# Directions
Each record that follows should be repeated exactly, minus any images.

Records:
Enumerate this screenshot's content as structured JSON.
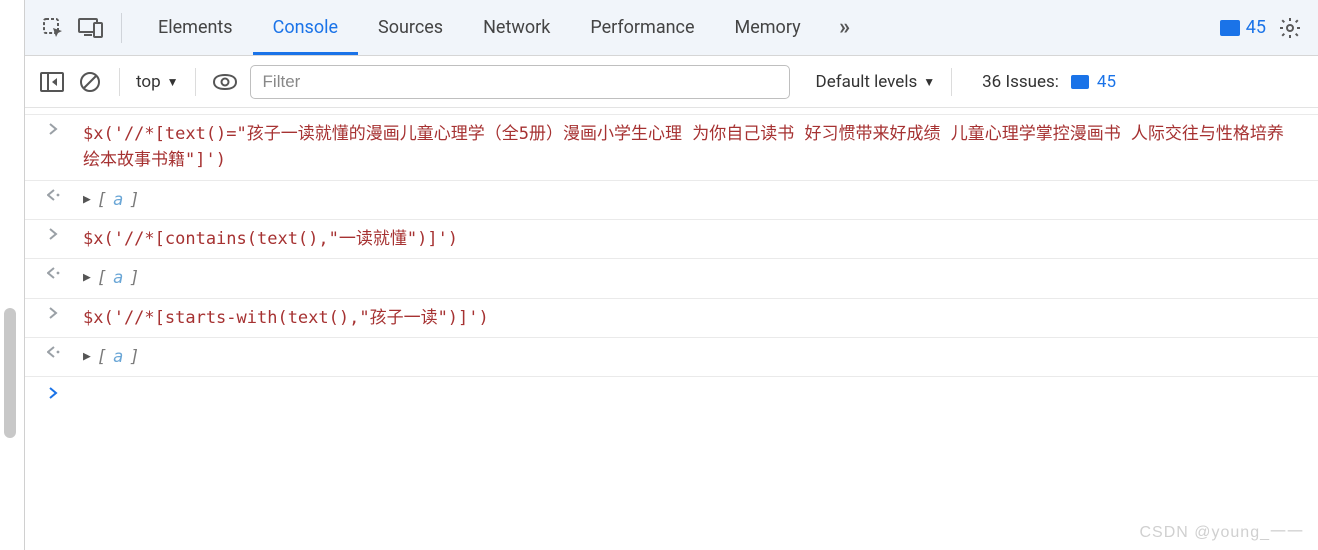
{
  "tabs": {
    "items": [
      "Elements",
      "Console",
      "Sources",
      "Network",
      "Performance",
      "Memory"
    ],
    "activeIndex": 1
  },
  "header": {
    "messageCount": "45"
  },
  "toolbar": {
    "context": "top",
    "filterPlaceholder": "Filter",
    "levelsLabel": "Default levels",
    "issuesLabel": "36 Issues:",
    "issuesCount": "45"
  },
  "console": {
    "entries": [
      {
        "type": "input",
        "code": "$x('//*[text()=\"孩子一读就懂的漫画儿童心理学（全5册）漫画小学生心理 为你自己读书 好习惯带来好成绩 儿童心理学掌控漫画书 人际交往与性格培养绘本故事书籍\"]')"
      },
      {
        "type": "output",
        "label": "a"
      },
      {
        "type": "input",
        "code": "$x('//*[contains(text(),\"一读就懂\")]')"
      },
      {
        "type": "output",
        "label": "a"
      },
      {
        "type": "input",
        "code": "$x('//*[starts-with(text(),\"孩子一读\")]')"
      },
      {
        "type": "output",
        "label": "a"
      }
    ]
  },
  "watermark": "CSDN @young_一一"
}
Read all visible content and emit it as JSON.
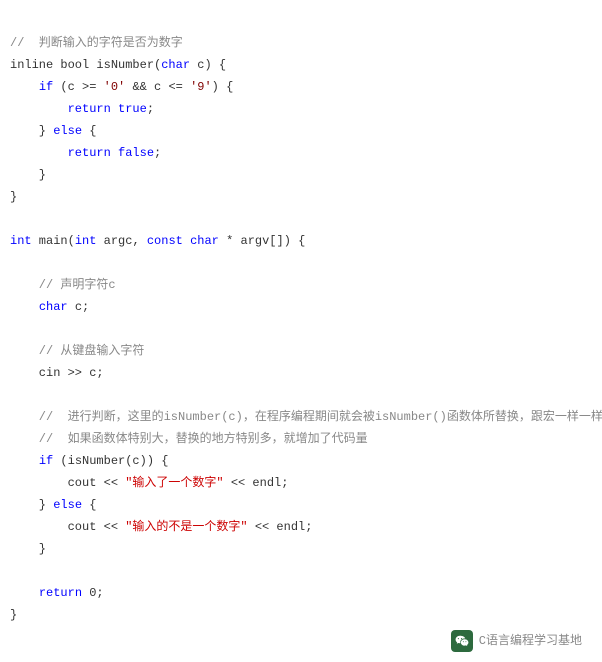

# Full response
Enumerate this screenshot's content as structured JSON.
{
  "tabs": {
    "items": [
      "Elements",
      "Console",
      "Sources",
      "Network",
      "Performance",
      "Memory"
    ],
    "activeIndex": 1
  },
  "header": {
    "messageCount": "45"
  },
  "toolbar": {
    "context": "top",
    "filterPlaceholder": "Filter",
    "levelsLabel": "Default levels",
    "issuesLabel": "36 Issues:",
    "issuesCount": "45"
  },
  "console": {
    "entries": [
      {
        "type": "input",
        "code": "$x('//*[text()=\"孩子一读就懂的漫画儿童心理学（全5册）漫画小学生心理 为你自己读书 好习惯带来好成绩 儿童心理学掌控漫画书 人际交往与性格培养绘本故事书籍\"]')"
      },
      {
        "type": "output",
        "label": "a"
      },
      {
        "type": "input",
        "code": "$x('//*[contains(text(),\"一读就懂\")]')"
      },
      {
        "type": "output",
        "label": "a"
      },
      {
        "type": "input",
        "code": "$x('//*[starts-with(text(),\"孩子一读\")]')"
      },
      {
        "type": "output",
        "label": "a"
      }
    ]
  },
  "watermark": "CSDN @young_一一"
}
Read all visible content and emit it as JSON.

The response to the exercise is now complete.